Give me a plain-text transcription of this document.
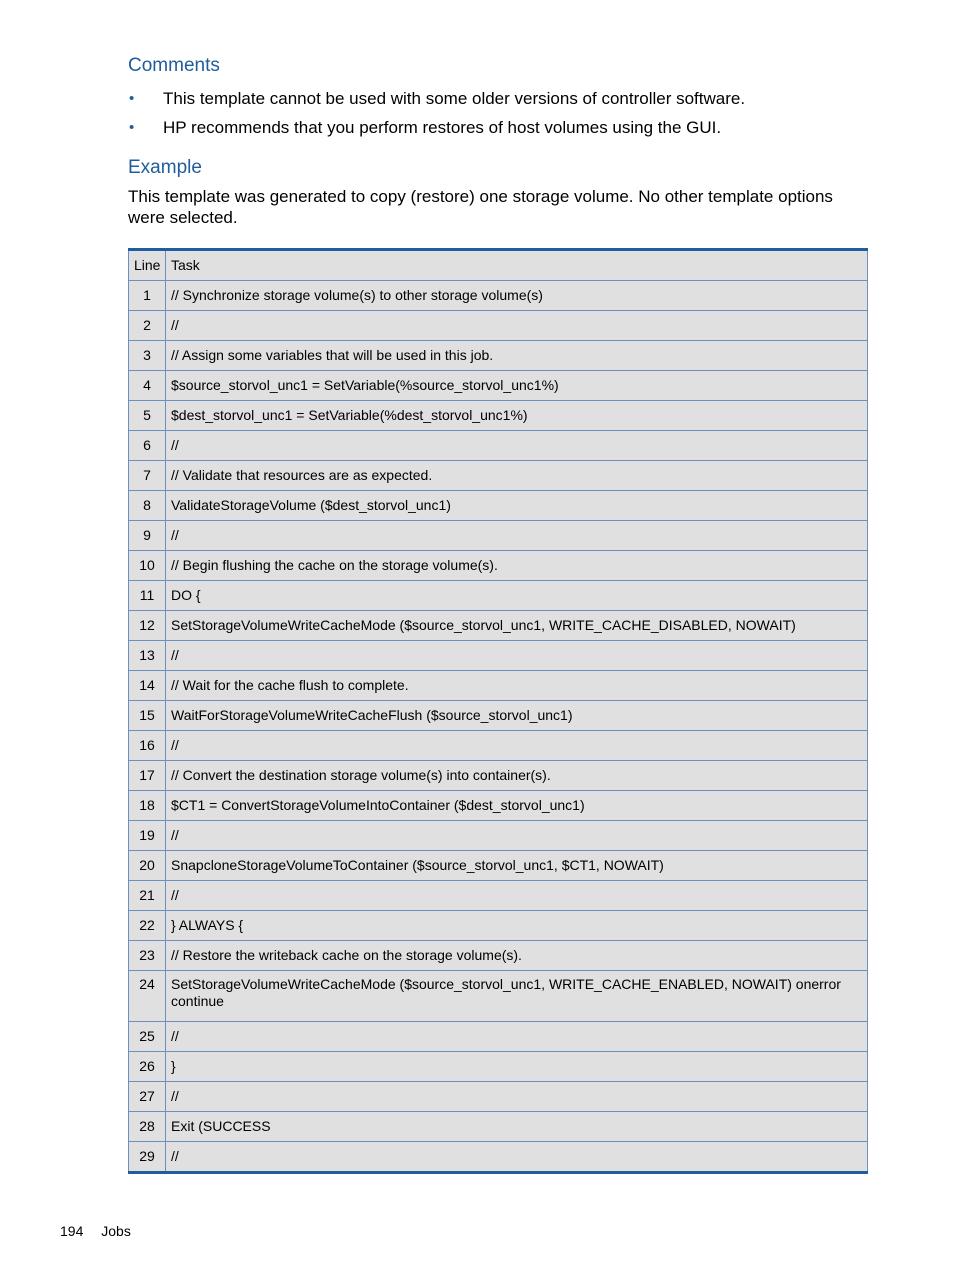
Comments
• This template cannot be used with some older versions of controller software.
• HP recommends that you perform restores of host volumes using the GUI.
Example

This template was generated to copy (restore) one storage volume. No other template options were selected.

Line	Task
1	// Synchronize storage volume(s) to other storage volume(s)
2	//
3	// Assign some variables that will be used in this job.
4	$source_storvol_unc1 = SetVariable(%source_storvol_unc1%)
5	$dest_storvol_unc1 = SetVariable(%dest_storvol_unc1%)
6	//
7	// Validate that resources are as expected.
8	ValidateStorageVolume ($dest_storvol_unc1)
9	//
10	// Begin flushing the cache on the storage volume(s).
11	DO {
12	SetStorageVolumeWriteCacheMode ($source_storvol_unc1, WRITE_CACHE_DISABLED, NOWAIT)
13	//
14	// Wait for the cache flush to complete.
15	WaitForStorageVolumeWriteCacheFlush ($source_storvol_unc1)
16	//
17	// Convert the destination storage volume(s) into container(s).
18	$CT1 = ConvertStorageVolumeIntoContainer ($dest_storvol_unc1)
19	//
20	SnapcloneStorageVolumeToContainer ($source_storvol_unc1, $CT1, NOWAIT)
21	//
22	} ALWAYS {
23	// Restore the writeback cache on the storage volume(s).
24	SetStorageVolumeWriteCacheMode ($source_storvol_unc1, WRITE_CACHE_ENABLED, NOWAIT) onerror continue
25	//
26	}
27	//
28	Exit (SUCCESS
29	//
194 Jobs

Problem description: Copy each line of the entries that includes the word "used".

Output for this exercise:
• This template cannot be used with some older versions of controller software.
3	// Assign some variables that will be used in this job.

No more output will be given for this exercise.